▶ **Task directions**
Transcribe word for word the lines spanning the line with "Transcribe this image's" through the end of the records.

▶ **Data extract**
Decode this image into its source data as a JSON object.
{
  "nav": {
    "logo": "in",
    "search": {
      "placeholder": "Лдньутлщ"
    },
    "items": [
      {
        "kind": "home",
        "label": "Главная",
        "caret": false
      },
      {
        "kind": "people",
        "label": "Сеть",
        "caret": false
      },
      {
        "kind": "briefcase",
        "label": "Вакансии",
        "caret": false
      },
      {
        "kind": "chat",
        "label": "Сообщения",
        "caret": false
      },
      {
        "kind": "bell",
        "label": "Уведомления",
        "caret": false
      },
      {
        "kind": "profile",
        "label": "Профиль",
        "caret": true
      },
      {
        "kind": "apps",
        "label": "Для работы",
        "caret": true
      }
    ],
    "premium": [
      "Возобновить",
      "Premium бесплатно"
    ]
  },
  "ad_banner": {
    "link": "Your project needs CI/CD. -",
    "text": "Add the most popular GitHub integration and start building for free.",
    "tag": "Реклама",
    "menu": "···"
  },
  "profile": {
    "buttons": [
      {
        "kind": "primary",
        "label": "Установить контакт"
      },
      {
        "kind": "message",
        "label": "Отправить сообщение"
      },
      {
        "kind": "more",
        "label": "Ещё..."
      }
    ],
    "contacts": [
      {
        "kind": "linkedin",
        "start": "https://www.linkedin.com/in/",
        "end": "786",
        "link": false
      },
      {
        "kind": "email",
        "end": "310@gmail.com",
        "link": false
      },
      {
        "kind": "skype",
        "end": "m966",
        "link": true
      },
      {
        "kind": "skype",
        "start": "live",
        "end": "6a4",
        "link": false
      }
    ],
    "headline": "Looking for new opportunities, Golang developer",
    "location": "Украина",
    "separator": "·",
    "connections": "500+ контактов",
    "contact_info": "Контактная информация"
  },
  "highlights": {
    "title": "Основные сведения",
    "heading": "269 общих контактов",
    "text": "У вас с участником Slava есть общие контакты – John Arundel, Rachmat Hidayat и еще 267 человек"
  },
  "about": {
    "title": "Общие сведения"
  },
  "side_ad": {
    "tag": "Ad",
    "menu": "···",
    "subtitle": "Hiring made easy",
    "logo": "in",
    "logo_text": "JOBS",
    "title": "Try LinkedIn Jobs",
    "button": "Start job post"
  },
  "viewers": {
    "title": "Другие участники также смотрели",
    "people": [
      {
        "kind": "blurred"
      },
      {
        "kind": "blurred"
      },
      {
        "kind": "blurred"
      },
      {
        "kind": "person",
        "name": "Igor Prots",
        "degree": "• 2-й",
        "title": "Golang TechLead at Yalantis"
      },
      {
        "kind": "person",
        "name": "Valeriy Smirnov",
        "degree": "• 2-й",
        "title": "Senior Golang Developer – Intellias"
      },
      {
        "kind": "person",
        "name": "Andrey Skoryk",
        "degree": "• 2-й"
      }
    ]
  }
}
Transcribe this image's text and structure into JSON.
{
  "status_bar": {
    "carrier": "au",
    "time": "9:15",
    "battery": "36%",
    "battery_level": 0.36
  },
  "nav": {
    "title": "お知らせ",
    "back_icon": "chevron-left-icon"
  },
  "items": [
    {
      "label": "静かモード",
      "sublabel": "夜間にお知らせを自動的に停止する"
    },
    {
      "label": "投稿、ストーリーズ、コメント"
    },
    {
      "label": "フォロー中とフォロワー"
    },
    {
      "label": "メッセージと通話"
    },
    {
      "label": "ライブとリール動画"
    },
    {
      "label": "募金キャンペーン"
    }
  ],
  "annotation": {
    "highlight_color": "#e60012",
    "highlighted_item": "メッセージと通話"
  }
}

▶ **Output below**
Transcribe this image's text and structure into JSON.
{
  "status_bar": {
    "carrier": "au",
    "time": "9:15",
    "battery": "36%",
    "battery_level": 0.36
  },
  "nav": {
    "title": "お知らせ",
    "back_icon": "chevron-left-icon"
  },
  "items": [
    {
      "label": "静かモード",
      "sublabel": "夜間にお知らせを自動的に停止する"
    },
    {
      "label": "投稿、ストーリーズ、コメント"
    },
    {
      "label": "フォロー中とフォロワー"
    },
    {
      "label": "メッセージと通話"
    },
    {
      "label": "ライブとリール動画"
    },
    {
      "label": "募金キャンペーン"
    }
  ],
  "annotation": {
    "highlight_color": "#e60012",
    "highlighted_item": "メッセージと通話"
  }
}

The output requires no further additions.